#### [YOUR OBJECTIVE]
Print out the records precisely, keeping each line identical to its source.

(Dataset listings of figures)
-- Opening Marker --

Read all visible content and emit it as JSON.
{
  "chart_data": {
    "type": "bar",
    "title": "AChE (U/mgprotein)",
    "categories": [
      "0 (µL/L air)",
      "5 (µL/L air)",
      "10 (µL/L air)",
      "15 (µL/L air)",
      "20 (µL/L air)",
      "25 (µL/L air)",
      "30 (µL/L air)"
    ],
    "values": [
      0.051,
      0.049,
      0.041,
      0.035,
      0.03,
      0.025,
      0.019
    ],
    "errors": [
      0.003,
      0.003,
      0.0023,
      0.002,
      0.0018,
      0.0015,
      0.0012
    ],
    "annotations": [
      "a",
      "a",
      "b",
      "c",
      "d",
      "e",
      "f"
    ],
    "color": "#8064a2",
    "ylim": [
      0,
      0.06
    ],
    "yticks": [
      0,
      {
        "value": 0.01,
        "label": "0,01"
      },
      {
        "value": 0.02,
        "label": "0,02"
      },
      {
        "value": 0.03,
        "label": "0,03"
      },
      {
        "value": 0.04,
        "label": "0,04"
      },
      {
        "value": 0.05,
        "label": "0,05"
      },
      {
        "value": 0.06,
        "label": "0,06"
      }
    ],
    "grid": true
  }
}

-- Closing Marker --

#### [THE COMPLETED TASK]
Read all visible content and emit it as JSON.
{
  "chart_data": {
    "type": "bar",
    "title": "AChE (U/mgprotein)",
    "categories": [
      "0 (µL/L air)",
      "5 (µL/L air)",
      "10 (µL/L air)",
      "15 (µL/L air)",
      "20 (µL/L air)",
      "25 (µL/L air)",
      "30 (µL/L air)"
    ],
    "values": [
      0.051,
      0.049,
      0.041,
      0.035,
      0.03,
      0.025,
      0.019
    ],
    "errors": [
      0.003,
      0.003,
      0.0023,
      0.002,
      0.0018,
      0.0015,
      0.0012
    ],
    "annotations": [
      "a",
      "a",
      "b",
      "c",
      "d",
      "e",
      "f"
    ],
    "color": "#8064a2",
    "ylim": [
      0,
      0.06
    ],
    "yticks": [
      0,
      {
        "value": 0.01,
        "label": "0,01"
      },
      {
        "value": 0.02,
        "label": "0,02"
      },
      {
        "value": 0.03,
        "label": "0,03"
      },
      {
        "value": 0.04,
        "label": "0,04"
      },
      {
        "value": 0.05,
        "label": "0,05"
      },
      {
        "value": 0.06,
        "label": "0,06"
      }
    ],
    "grid": true
  }
}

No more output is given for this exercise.